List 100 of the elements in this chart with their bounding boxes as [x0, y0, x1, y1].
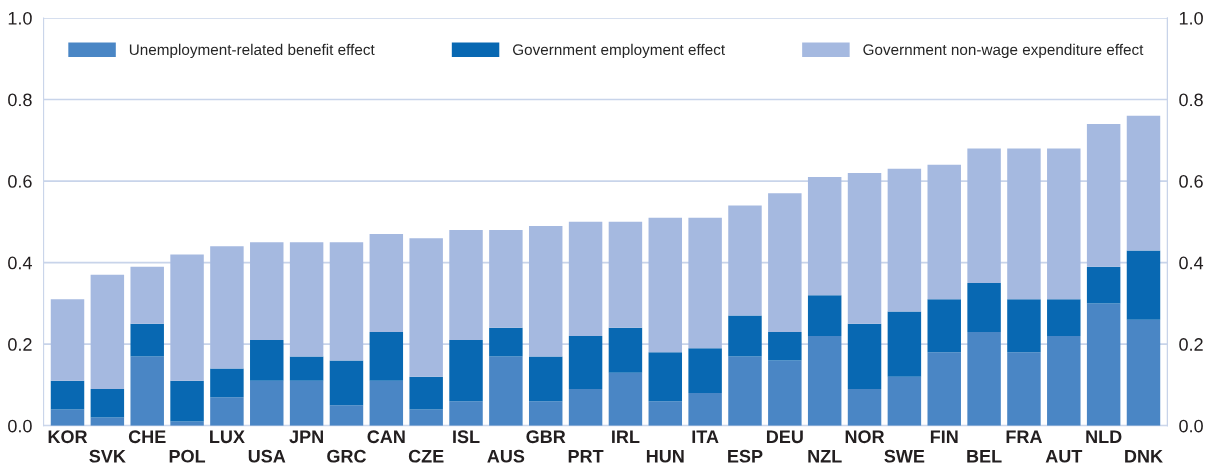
y2-tick-label: 0.6: [1179, 175, 1203, 188]
bar: [847, 172, 882, 324]
bar: [329, 360, 364, 406]
bar: [449, 229, 483, 341]
x-tick-label: AUS: [487, 449, 525, 463]
bar: [927, 299, 961, 353]
bar: [768, 193, 802, 332]
bar: [728, 356, 762, 426]
bar: [1047, 148, 1081, 300]
bar: [528, 225, 563, 357]
bar: [369, 234, 404, 332]
x-tick-label: NLD: [1086, 430, 1122, 443]
x-tick-label: JPN: [289, 430, 323, 444]
bar: [130, 356, 164, 426]
bar: [369, 331, 404, 381]
x-tick-label: ESP: [728, 449, 763, 463]
bar: [887, 168, 922, 312]
bar: [967, 283, 1001, 332]
x-tick-label: CZE: [408, 449, 444, 463]
bar: [1086, 303, 1121, 426]
x-tick-label: CHE: [128, 430, 166, 444]
bar: [369, 380, 404, 426]
x-tick-label: PRT: [568, 449, 604, 463]
bar: [409, 238, 443, 377]
bar: [210, 246, 244, 369]
bar: [1007, 299, 1041, 353]
bar: [648, 401, 683, 426]
x-tick-label: DNK: [1125, 449, 1163, 463]
bar: [1047, 299, 1081, 336]
x-tick-label: NOR: [845, 430, 885, 444]
x-tick-label: FRA: [1006, 430, 1043, 443]
bar: [130, 323, 164, 357]
bar: [967, 331, 1001, 426]
legend-label: Government employment effect: [512, 43, 725, 59]
bar: [1126, 319, 1161, 426]
bar: [768, 331, 802, 361]
bar: [1086, 266, 1121, 304]
y2-tick-label: 0.2: [1179, 338, 1203, 351]
bar: [528, 401, 563, 426]
bar: [170, 380, 204, 422]
bar: [449, 401, 483, 426]
x-tick-label: GRC: [327, 449, 367, 463]
bar: [1047, 336, 1081, 426]
y2-tick-label: 0.8: [1179, 93, 1203, 107]
y-tick-label: 0.4: [8, 256, 32, 270]
bar: [967, 148, 1001, 283]
bar: [289, 380, 324, 426]
bar: [568, 336, 603, 389]
bar: [847, 323, 882, 389]
x-tick-label: SVK: [89, 449, 126, 463]
bar: [250, 242, 284, 341]
bar: [807, 295, 842, 336]
bar: [728, 205, 762, 316]
bar: [170, 254, 204, 381]
bar: [329, 405, 364, 426]
bar: [1086, 123, 1121, 267]
x-tick-label: AUT: [1045, 449, 1083, 463]
bar: [50, 409, 85, 426]
bar: [489, 229, 523, 328]
bar: [568, 221, 603, 336]
x-tick-label: HUN: [646, 449, 684, 463]
x-tick-label: GBR: [526, 430, 566, 444]
x-tick-label: SWE: [884, 449, 925, 463]
bar: [807, 336, 842, 426]
bar: [807, 176, 842, 296]
bar: [927, 164, 961, 300]
bar: [210, 397, 244, 426]
bar: [329, 242, 364, 361]
bar: [728, 315, 762, 357]
bar: [688, 348, 722, 394]
bar: [1126, 115, 1161, 251]
bar: [528, 356, 563, 402]
bar: [847, 389, 882, 426]
bar: [1007, 352, 1041, 426]
bar: [1007, 148, 1041, 300]
bar: [489, 327, 523, 357]
bar: [250, 340, 284, 381]
y2-tick-label: 0.0: [1179, 419, 1203, 433]
bar: [887, 311, 922, 377]
bar: [449, 340, 483, 402]
bar: [50, 380, 85, 410]
bar: [688, 217, 722, 349]
x-tick-label: CAN: [367, 430, 405, 444]
bar: [688, 393, 722, 426]
y-tick-label: 0.0: [8, 419, 32, 433]
y-tick-label: 0.2: [8, 338, 32, 351]
bar: [608, 221, 643, 328]
x-tick-label: FIN: [930, 430, 958, 443]
y-tick-label: 0.8: [8, 93, 32, 107]
bar: [90, 274, 125, 389]
bar: [568, 389, 603, 426]
x-tick-label: ISL: [453, 430, 480, 444]
bar: [409, 376, 443, 410]
bar: [887, 376, 922, 426]
y2-tick-label: 0.4: [1179, 256, 1204, 270]
x-tick-label: LUX: [210, 430, 245, 444]
legend-label: Unemployment-related benefit effect: [129, 43, 375, 59]
bar: [648, 352, 683, 402]
bar: [289, 242, 324, 357]
x-tick-label: ITA: [692, 430, 719, 443]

^^^^^^^^

Recast the listing, from the line with "y2-tick-label: 0.6: [1179, 175, 1203, 188]" through the line with "bar: [847, 323, 882, 389]", both ends included, as a Markdown table with the columns Row and Entry. Give each line its own numbered row and leave out any blank lines.

| Row | Entry |
|---|---|
| 1 | y2-tick-label: 0.6: [1179, 175, 1203, 188] |
| 2 | bar: [847, 172, 882, 324] |
| 3 | bar: [329, 360, 364, 406] |
| 4 | bar: [449, 229, 483, 341] |
| 5 | x-tick-label: AUS: [487, 449, 525, 463] |
| 6 | bar: [927, 299, 961, 353] |
| 7 | bar: [768, 193, 802, 332] |
| 8 | bar: [728, 356, 762, 426] |
| 9 | bar: [1047, 148, 1081, 300] |
| 10 | bar: [528, 225, 563, 357] |
| 11 | bar: [369, 234, 404, 332] |
| 12 | x-tick-label: NLD: [1086, 430, 1122, 443] |
| 13 | x-tick-label: JPN: [289, 430, 323, 444] |
| 14 | bar: [130, 356, 164, 426] |
| 15 | bar: [369, 331, 404, 381] |
| 16 | x-tick-label: ESP: [728, 449, 763, 463] |
| 17 | bar: [887, 168, 922, 312] |
| 18 | bar: [967, 283, 1001, 332] |
| 19 | x-tick-label: CZE: [408, 449, 444, 463] |
| 20 | bar: [1086, 303, 1121, 426] |
| 21 | x-tick-label: CHE: [128, 430, 166, 444] |
| 22 | bar: [369, 380, 404, 426] |
| 23 | x-tick-label: PRT: [568, 449, 604, 463] |
| 24 | bar: [409, 238, 443, 377] |
| 25 | bar: [210, 246, 244, 369] |
| 26 | bar: [1007, 299, 1041, 353] |
| 27 | bar: [648, 401, 683, 426] |
| 28 | x-tick-label: DNK: [1125, 449, 1163, 463] |
| 29 | bar: [1047, 299, 1081, 336] |
| 30 | x-tick-label: NOR: [845, 430, 885, 444] |
| 31 | x-tick-label: FRA: [1006, 430, 1043, 443] |
| 32 | bar: [130, 323, 164, 357] |
| 33 | bar: [967, 331, 1001, 426] |
| 34 | legend-label: Government employment effect: [512, 43, 725, 59] |
| 35 | bar: [1126, 319, 1161, 426] |
| 36 | bar: [768, 331, 802, 361] |
| 37 | bar: [1086, 266, 1121, 304] |
| 38 | y2-tick-label: 0.2: [1179, 338, 1203, 351] |
| 39 | bar: [528, 401, 563, 426] |
| 40 | bar: [170, 380, 204, 422] |
| 41 | bar: [449, 401, 483, 426] |
| 42 | x-tick-label: GRC: [327, 449, 367, 463] |
| 43 | bar: [1047, 336, 1081, 426] |
| 44 | y2-tick-label: 0.8: [1179, 93, 1203, 107] |
| 45 | y-tick-label: 0.4: [8, 256, 32, 270] |
| 46 | bar: [967, 148, 1001, 283] |
| 47 | bar: [289, 380, 324, 426] |
| 48 | bar: [568, 336, 603, 389] |
| 49 | bar: [847, 323, 882, 389] |